Your task:
Every entry below should be transcribed exactly; pictures stay out of the copy.

Input data:

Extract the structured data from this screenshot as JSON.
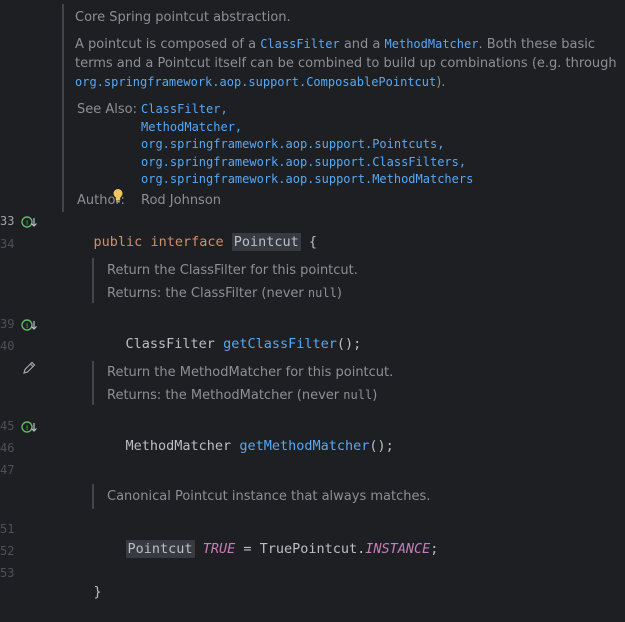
{
  "gutter": {
    "line_numbers": {
      "l33": "33",
      "l34": "34",
      "l39": "39",
      "l40": "40",
      "l45": "45",
      "l46": "46",
      "l47": "47",
      "l51": "51",
      "l52": "52",
      "l53": "53"
    }
  },
  "class_doc": {
    "summary": "Core Spring pointcut abstraction.",
    "para_1": "A pointcut is composed of a ",
    "classfilter_code": "ClassFilter",
    "para_2": " and a ",
    "methodmatcher_code": "MethodMatcher",
    "para_3": ". Both these basic terms and a Pointcut itself can be combined to build up combinations (e.g. through ",
    "composable_link": "org.springframework.aop.support.ComposablePointcut",
    "para_4": ").",
    "see_also_label": "See Also:",
    "see_also": [
      "ClassFilter,",
      "MethodMatcher,",
      "org.springframework.aop.support.Pointcuts,",
      "org.springframework.aop.support.ClassFilters,",
      "org.springframework.aop.support.MethodMatchers"
    ],
    "author_label": "Author:",
    "author_value": "Rod Johnson"
  },
  "code": {
    "public": "public",
    "interface": "interface",
    "pointcut_name": "Pointcut",
    "open_brace": " {",
    "classfilter_type": "ClassFilter",
    "get_class_filter": "getClassFilter",
    "parens_semicolon": "();",
    "methodmatcher_type": "MethodMatcher",
    "get_method_matcher": "getMethodMatcher",
    "pointcut_type": "Pointcut",
    "true_const": "TRUE",
    "assign": " = TruePointcut.",
    "instance_const": "INSTANCE",
    "semicolon": ";",
    "close_brace": "}"
  },
  "method_docs": {
    "class_filter_doc": "Return the ClassFilter for this pointcut.",
    "class_filter_returns": "Returns: the ClassFilter (never ",
    "method_matcher_doc": "Return the MethodMatcher for this pointcut.",
    "method_matcher_returns": "Returns: the MethodMatcher (never ",
    "null_code": "null",
    "close_paren": ")",
    "true_doc": "Canonical Pointcut instance that always matches."
  },
  "colors": {
    "background": "#1e1f22",
    "keyword": "#cf8e6d",
    "method": "#56a8f5",
    "constant": "#c77dbb",
    "doc_text": "#8c8f94"
  }
}
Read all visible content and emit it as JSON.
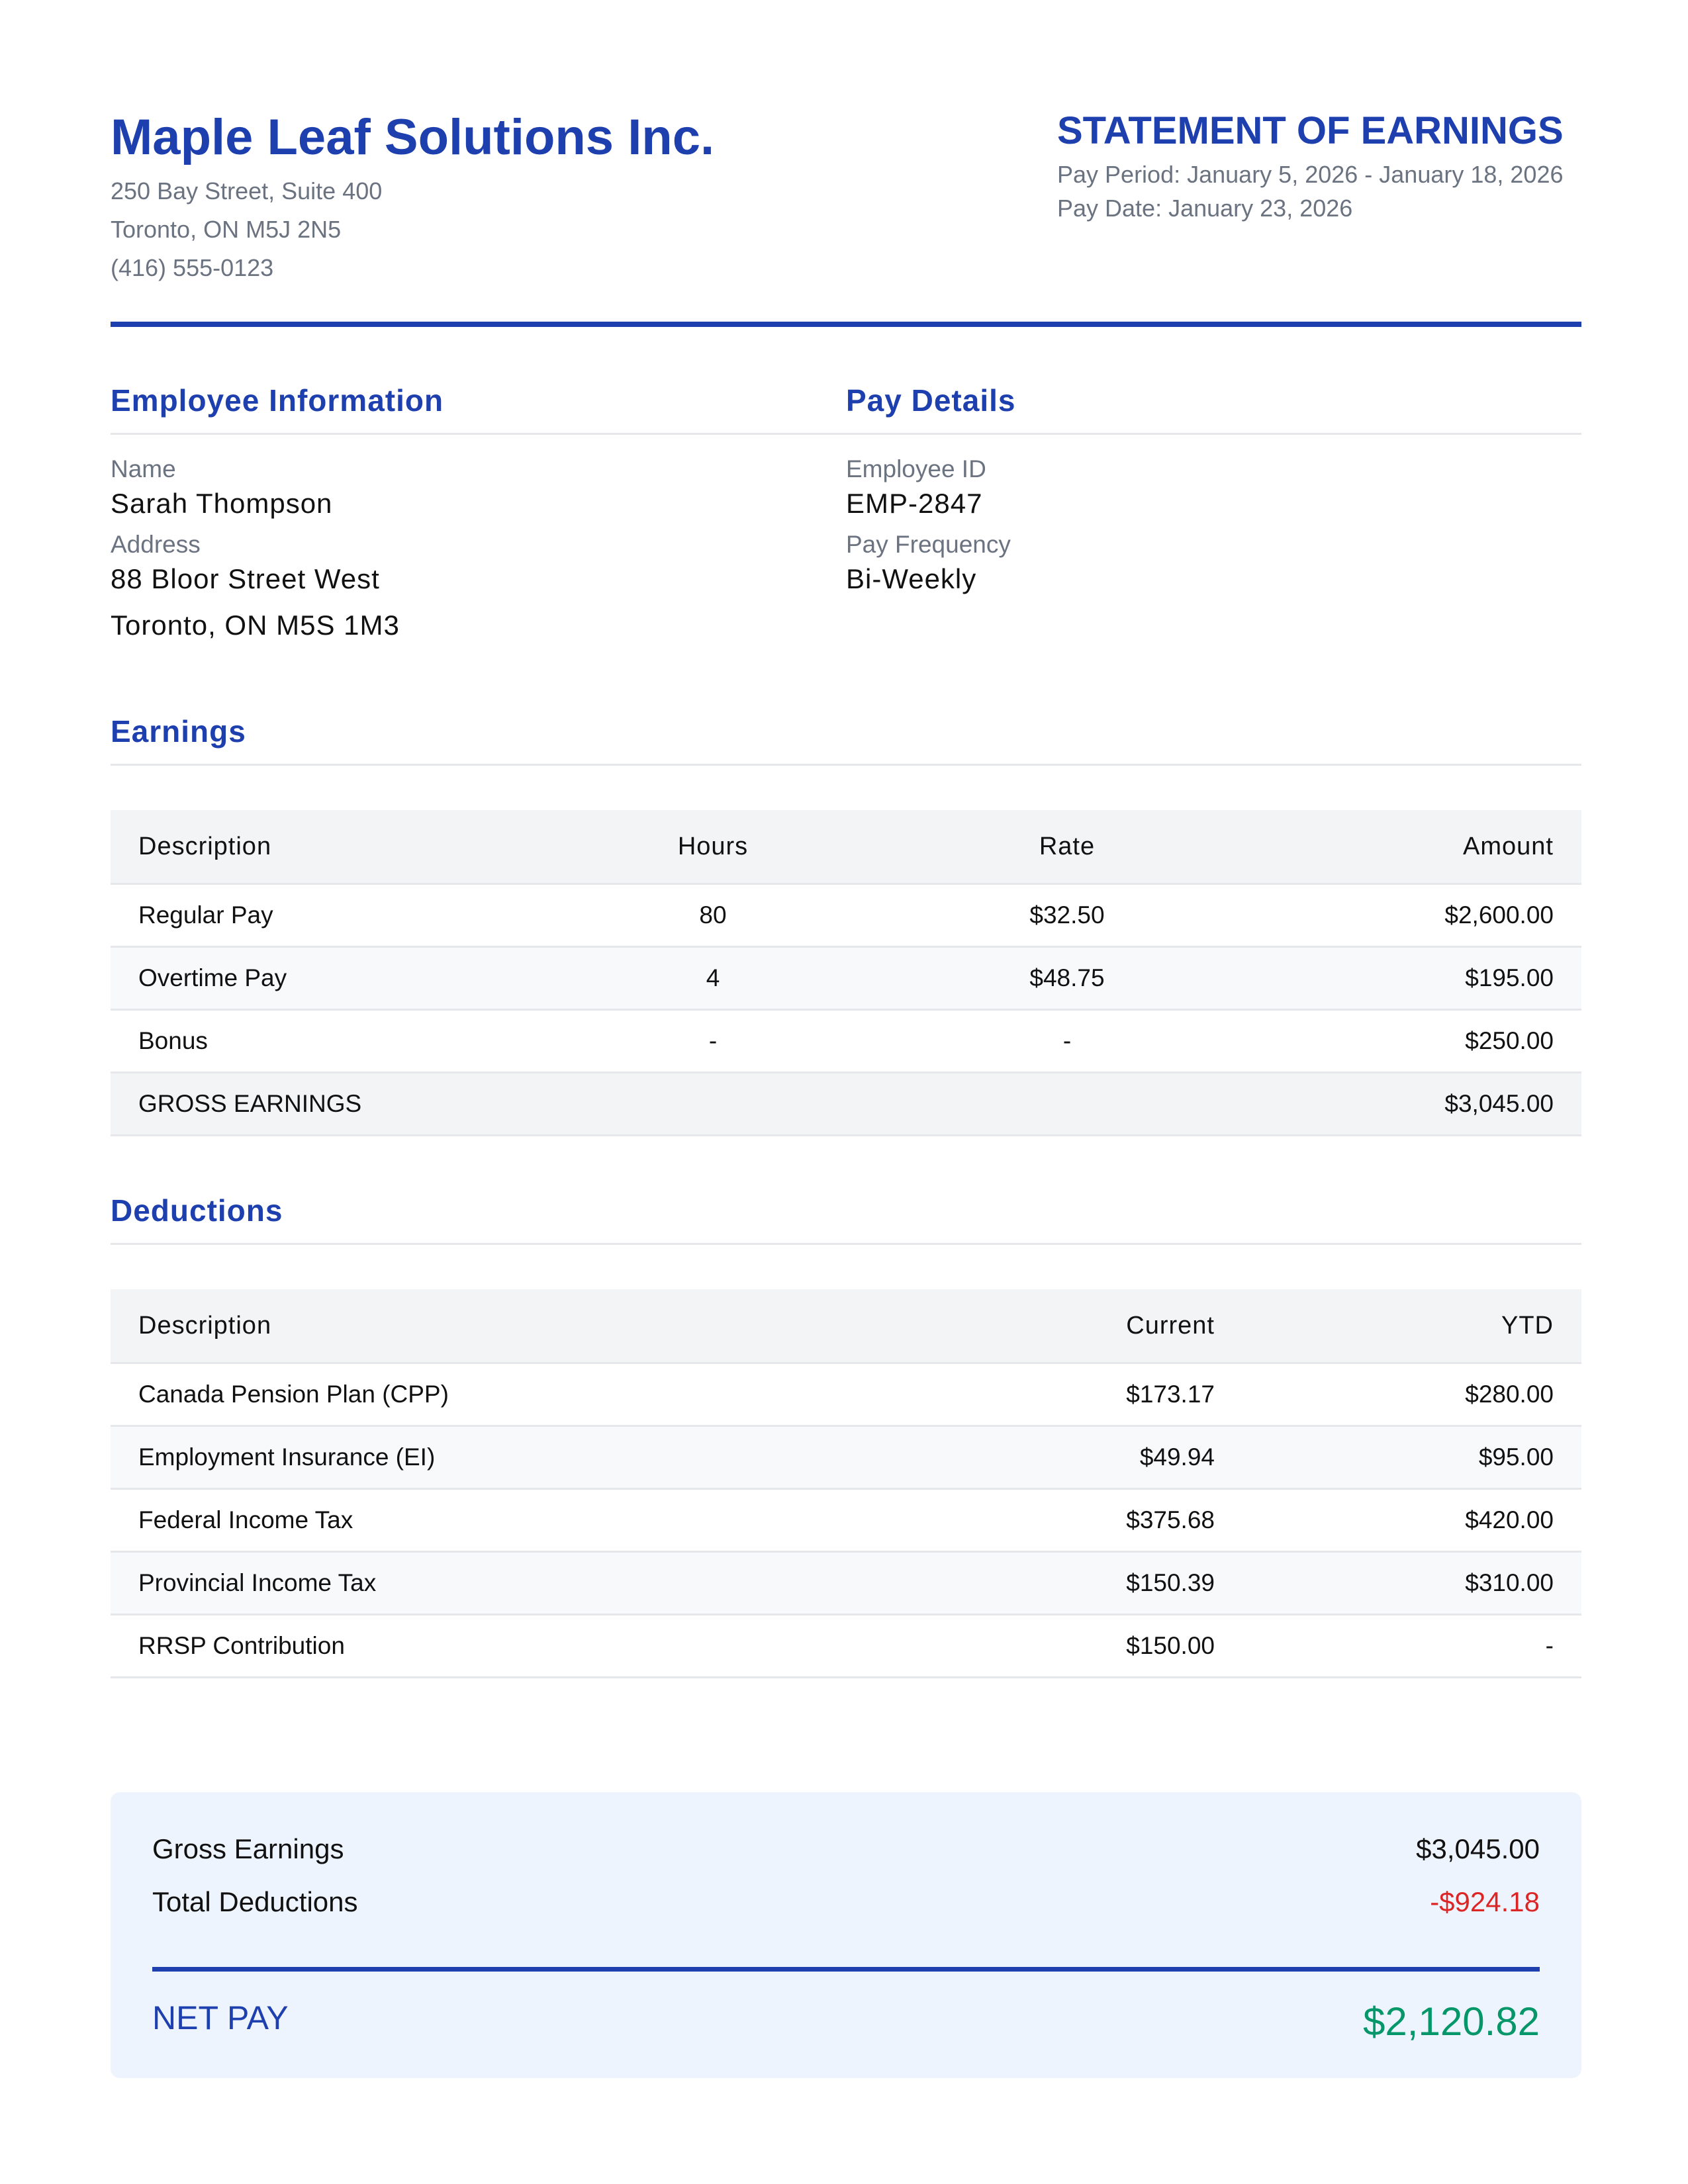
{
  "company": {
    "name": "Maple Leaf Solutions Inc.",
    "address_line1": "250 Bay Street, Suite 400",
    "address_line2": "Toronto, ON M5J 2N5",
    "phone": "(416) 555-0123"
  },
  "statement": {
    "title": "STATEMENT OF EARNINGS",
    "pay_period": "Pay Period: January 5, 2026 - January 18, 2026",
    "pay_date": "Pay Date: January 23, 2026"
  },
  "employee_info": {
    "heading": "Employee Information",
    "name_label": "Name",
    "name": "Sarah Thompson",
    "address_label": "Address",
    "address_line1": "88 Bloor Street West",
    "address_line2": "Toronto, ON M5S 1M3"
  },
  "pay_details": {
    "heading": "Pay Details",
    "employee_id_label": "Employee ID",
    "employee_id": "EMP-2847",
    "frequency_label": "Pay Frequency",
    "frequency": "Bi-Weekly"
  },
  "earnings": {
    "heading": "Earnings",
    "columns": [
      "Description",
      "Hours",
      "Rate",
      "Amount"
    ],
    "rows": [
      [
        "Regular Pay",
        "80",
        "$32.50",
        "$2,600.00"
      ],
      [
        "Overtime Pay",
        "4",
        "$48.75",
        "$195.00"
      ],
      [
        "Bonus",
        "-",
        "-",
        "$250.00"
      ]
    ],
    "total_label": "GROSS EARNINGS",
    "total_amount": "$3,045.00"
  },
  "deductions": {
    "heading": "Deductions",
    "columns": [
      "Description",
      "Current",
      "YTD"
    ],
    "rows": [
      [
        "Canada Pension Plan (CPP)",
        "$173.17",
        "$280.00"
      ],
      [
        "Employment Insurance (EI)",
        "$49.94",
        "$95.00"
      ],
      [
        "Federal Income Tax",
        "$375.68",
        "$420.00"
      ],
      [
        "Provincial Income Tax",
        "$150.39",
        "$310.00"
      ],
      [
        "RRSP Contribution",
        "$150.00",
        "-"
      ]
    ]
  },
  "summary": {
    "gross_label": "Gross Earnings",
    "gross_value": "$3,045.00",
    "deductions_label": "Total Deductions",
    "deductions_value": "-$924.18",
    "net_label": "NET PAY",
    "net_value": "$2,120.82"
  },
  "colors": {
    "accent": "#1e3fae",
    "negative": "#dc2626",
    "positive": "#059669",
    "summary_bg": "#eef4fd"
  }
}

Solution to the exercise:
Extract the structured data from this screenshot as JSON.
{
  "gutter": {
    "line_numbers": {
      "l33": "33",
      "l34": "34",
      "l39": "39",
      "l40": "40",
      "l45": "45",
      "l46": "46",
      "l47": "47",
      "l51": "51",
      "l52": "52",
      "l53": "53"
    }
  },
  "class_doc": {
    "summary": "Core Spring pointcut abstraction.",
    "para_1": "A pointcut is composed of a ",
    "classfilter_code": "ClassFilter",
    "para_2": " and a ",
    "methodmatcher_code": "MethodMatcher",
    "para_3": ". Both these basic terms and a Pointcut itself can be combined to build up combinations (e.g. through ",
    "composable_link": "org.springframework.aop.support.ComposablePointcut",
    "para_4": ").",
    "see_also_label": "See Also:",
    "see_also": [
      "ClassFilter,",
      "MethodMatcher,",
      "org.springframework.aop.support.Pointcuts,",
      "org.springframework.aop.support.ClassFilters,",
      "org.springframework.aop.support.MethodMatchers"
    ],
    "author_label": "Author:",
    "author_value": "Rod Johnson"
  },
  "code": {
    "public": "public",
    "interface": "interface",
    "pointcut_name": "Pointcut",
    "open_brace": " {",
    "classfilter_type": "ClassFilter",
    "get_class_filter": "getClassFilter",
    "parens_semicolon": "();",
    "methodmatcher_type": "MethodMatcher",
    "get_method_matcher": "getMethodMatcher",
    "pointcut_type": "Pointcut",
    "true_const": "TRUE",
    "assign": " = TruePointcut.",
    "instance_const": "INSTANCE",
    "semicolon": ";",
    "close_brace": "}"
  },
  "method_docs": {
    "class_filter_doc": "Return the ClassFilter for this pointcut.",
    "class_filter_returns": "Returns: the ClassFilter (never ",
    "method_matcher_doc": "Return the MethodMatcher for this pointcut.",
    "method_matcher_returns": "Returns: the MethodMatcher (never ",
    "null_code": "null",
    "close_paren": ")",
    "true_doc": "Canonical Pointcut instance that always matches."
  },
  "colors": {
    "background": "#1e1f22",
    "keyword": "#cf8e6d",
    "method": "#56a8f5",
    "constant": "#c77dbb",
    "doc_text": "#8c8f94"
  }
}
Read all visible content and emit it as JSON.
{
  "company": {
    "name": "Maple Leaf Solutions Inc.",
    "address_line1": "250 Bay Street, Suite 400",
    "address_line2": "Toronto, ON M5J 2N5",
    "phone": "(416) 555-0123"
  },
  "statement": {
    "title": "STATEMENT OF EARNINGS",
    "pay_period": "Pay Period: January 5, 2026 - January 18, 2026",
    "pay_date": "Pay Date: January 23, 2026"
  },
  "employee_info": {
    "heading": "Employee Information",
    "name_label": "Name",
    "name": "Sarah Thompson",
    "address_label": "Address",
    "address_line1": "88 Bloor Street West",
    "address_line2": "Toronto, ON M5S 1M3"
  },
  "pay_details": {
    "heading": "Pay Details",
    "employee_id_label": "Employee ID",
    "employee_id": "EMP-2847",
    "frequency_label": "Pay Frequency",
    "frequency": "Bi-Weekly"
  },
  "earnings": {
    "heading": "Earnings",
    "columns": [
      "Description",
      "Hours",
      "Rate",
      "Amount"
    ],
    "rows": [
      [
        "Regular Pay",
        "80",
        "$32.50",
        "$2,600.00"
      ],
      [
        "Overtime Pay",
        "4",
        "$48.75",
        "$195.00"
      ],
      [
        "Bonus",
        "-",
        "-",
        "$250.00"
      ]
    ],
    "total_label": "GROSS EARNINGS",
    "total_amount": "$3,045.00"
  },
  "deductions": {
    "heading": "Deductions",
    "columns": [
      "Description",
      "Current",
      "YTD"
    ],
    "rows": [
      [
        "Canada Pension Plan (CPP)",
        "$173.17",
        "$280.00"
      ],
      [
        "Employment Insurance (EI)",
        "$49.94",
        "$95.00"
      ],
      [
        "Federal Income Tax",
        "$375.68",
        "$420.00"
      ],
      [
        "Provincial Income Tax",
        "$150.39",
        "$310.00"
      ],
      [
        "RRSP Contribution",
        "$150.00",
        "-"
      ]
    ]
  },
  "summary": {
    "gross_label": "Gross Earnings",
    "gross_value": "$3,045.00",
    "deductions_label": "Total Deductions",
    "deductions_value": "-$924.18",
    "net_label": "NET PAY",
    "net_value": "$2,120.82"
  },
  "colors": {
    "accent": "#1e3fae",
    "negative": "#dc2626",
    "positive": "#059669",
    "summary_bg": "#eef4fd"
  }
}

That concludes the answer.